Problem to work on: Scan the records and identify every line in which the string "JSON" occurs, then return those lines.

Records for this exercise:
###

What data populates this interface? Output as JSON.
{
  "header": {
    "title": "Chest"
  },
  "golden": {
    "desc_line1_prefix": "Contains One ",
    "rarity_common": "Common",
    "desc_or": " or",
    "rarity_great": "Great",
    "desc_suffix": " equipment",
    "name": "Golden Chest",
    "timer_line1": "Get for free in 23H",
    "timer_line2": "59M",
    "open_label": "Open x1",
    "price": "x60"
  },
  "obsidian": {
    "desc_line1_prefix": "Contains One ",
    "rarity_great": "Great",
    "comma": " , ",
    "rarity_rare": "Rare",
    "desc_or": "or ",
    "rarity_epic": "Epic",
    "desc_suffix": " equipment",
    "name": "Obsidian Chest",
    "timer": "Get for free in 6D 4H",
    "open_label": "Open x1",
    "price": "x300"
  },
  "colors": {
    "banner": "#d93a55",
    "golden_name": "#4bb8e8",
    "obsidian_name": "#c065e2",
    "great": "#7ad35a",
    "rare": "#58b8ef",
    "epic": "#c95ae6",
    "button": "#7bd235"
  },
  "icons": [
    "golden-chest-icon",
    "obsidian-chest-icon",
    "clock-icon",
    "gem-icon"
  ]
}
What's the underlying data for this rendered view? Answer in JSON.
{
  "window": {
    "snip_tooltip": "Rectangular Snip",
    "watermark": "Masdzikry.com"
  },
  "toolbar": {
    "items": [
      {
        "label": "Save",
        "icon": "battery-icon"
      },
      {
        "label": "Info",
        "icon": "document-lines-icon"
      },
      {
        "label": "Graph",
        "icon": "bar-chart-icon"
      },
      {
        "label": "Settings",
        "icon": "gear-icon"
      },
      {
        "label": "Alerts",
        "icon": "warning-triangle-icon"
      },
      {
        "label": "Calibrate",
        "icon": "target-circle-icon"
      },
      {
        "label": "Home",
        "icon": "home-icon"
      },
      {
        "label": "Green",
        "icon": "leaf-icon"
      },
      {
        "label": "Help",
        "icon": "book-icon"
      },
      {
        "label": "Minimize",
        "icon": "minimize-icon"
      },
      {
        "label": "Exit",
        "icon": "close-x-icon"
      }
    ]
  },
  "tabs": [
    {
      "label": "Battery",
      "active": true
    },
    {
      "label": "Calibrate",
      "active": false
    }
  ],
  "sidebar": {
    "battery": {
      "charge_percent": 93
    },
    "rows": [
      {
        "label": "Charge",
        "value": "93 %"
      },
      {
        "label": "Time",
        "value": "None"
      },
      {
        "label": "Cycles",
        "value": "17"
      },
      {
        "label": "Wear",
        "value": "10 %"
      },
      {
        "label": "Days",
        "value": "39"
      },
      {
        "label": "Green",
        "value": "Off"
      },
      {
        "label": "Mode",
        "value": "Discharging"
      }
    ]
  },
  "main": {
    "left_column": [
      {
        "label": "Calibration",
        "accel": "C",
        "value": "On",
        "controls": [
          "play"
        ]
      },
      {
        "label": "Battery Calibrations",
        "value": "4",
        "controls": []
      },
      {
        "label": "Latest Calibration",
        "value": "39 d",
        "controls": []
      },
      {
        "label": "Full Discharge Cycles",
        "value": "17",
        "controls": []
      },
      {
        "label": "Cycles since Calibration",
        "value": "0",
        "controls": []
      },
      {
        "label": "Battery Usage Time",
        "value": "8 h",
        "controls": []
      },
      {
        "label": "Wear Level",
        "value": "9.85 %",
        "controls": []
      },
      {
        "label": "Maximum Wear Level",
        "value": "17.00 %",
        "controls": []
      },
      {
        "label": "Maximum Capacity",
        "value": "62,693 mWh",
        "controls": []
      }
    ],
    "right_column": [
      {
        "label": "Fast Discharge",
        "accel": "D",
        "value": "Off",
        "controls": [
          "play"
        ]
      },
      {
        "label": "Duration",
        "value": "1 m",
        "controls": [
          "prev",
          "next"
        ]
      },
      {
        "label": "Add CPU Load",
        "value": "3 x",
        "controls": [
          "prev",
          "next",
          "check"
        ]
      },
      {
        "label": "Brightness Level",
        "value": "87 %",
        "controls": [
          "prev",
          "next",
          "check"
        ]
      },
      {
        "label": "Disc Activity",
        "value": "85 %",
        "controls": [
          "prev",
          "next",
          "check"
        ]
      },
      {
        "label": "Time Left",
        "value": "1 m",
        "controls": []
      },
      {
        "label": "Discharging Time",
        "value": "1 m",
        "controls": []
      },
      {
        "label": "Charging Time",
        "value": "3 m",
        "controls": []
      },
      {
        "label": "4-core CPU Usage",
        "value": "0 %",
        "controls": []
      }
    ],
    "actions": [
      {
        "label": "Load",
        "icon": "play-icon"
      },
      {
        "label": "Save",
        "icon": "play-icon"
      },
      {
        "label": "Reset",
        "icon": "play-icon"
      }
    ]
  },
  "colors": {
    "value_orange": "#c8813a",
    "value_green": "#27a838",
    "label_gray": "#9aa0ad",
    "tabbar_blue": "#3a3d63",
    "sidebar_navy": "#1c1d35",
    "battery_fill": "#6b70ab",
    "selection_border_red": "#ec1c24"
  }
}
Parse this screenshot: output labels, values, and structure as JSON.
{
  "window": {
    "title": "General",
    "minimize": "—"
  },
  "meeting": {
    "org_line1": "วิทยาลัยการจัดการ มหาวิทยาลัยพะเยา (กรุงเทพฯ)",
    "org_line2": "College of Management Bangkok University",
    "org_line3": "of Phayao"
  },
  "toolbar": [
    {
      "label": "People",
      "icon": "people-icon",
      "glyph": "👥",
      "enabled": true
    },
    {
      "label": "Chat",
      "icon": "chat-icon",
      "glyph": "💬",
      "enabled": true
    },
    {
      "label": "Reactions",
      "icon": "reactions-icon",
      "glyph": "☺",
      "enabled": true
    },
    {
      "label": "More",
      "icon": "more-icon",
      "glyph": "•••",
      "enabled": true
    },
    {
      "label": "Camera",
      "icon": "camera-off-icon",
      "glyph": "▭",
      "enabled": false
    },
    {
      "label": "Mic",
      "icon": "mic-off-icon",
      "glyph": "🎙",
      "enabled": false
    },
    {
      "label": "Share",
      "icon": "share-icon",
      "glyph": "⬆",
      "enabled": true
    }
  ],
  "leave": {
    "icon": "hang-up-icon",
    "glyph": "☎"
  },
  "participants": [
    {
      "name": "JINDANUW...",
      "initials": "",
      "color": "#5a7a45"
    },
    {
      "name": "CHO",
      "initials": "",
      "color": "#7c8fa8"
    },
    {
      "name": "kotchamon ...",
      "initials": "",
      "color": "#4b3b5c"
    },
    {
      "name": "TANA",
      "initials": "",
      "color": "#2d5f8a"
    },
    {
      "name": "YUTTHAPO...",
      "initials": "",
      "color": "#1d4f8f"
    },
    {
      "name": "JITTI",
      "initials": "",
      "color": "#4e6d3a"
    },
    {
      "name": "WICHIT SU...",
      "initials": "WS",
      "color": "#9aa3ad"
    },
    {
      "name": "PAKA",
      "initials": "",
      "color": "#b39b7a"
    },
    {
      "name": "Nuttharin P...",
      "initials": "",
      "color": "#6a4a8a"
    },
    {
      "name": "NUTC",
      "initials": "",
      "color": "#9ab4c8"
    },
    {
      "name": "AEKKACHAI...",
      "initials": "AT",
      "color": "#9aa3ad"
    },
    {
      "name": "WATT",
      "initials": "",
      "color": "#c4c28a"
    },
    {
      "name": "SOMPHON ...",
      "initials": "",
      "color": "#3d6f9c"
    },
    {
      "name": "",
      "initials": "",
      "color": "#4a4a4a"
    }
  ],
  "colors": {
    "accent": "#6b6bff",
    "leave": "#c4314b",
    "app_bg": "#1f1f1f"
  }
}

###

Task solution:
What data populates this interface? Output as JSON.
What's the underlying data for this rendered view? Answer in JSON.
Parse this screenshot: output labels, values, and structure as JSON.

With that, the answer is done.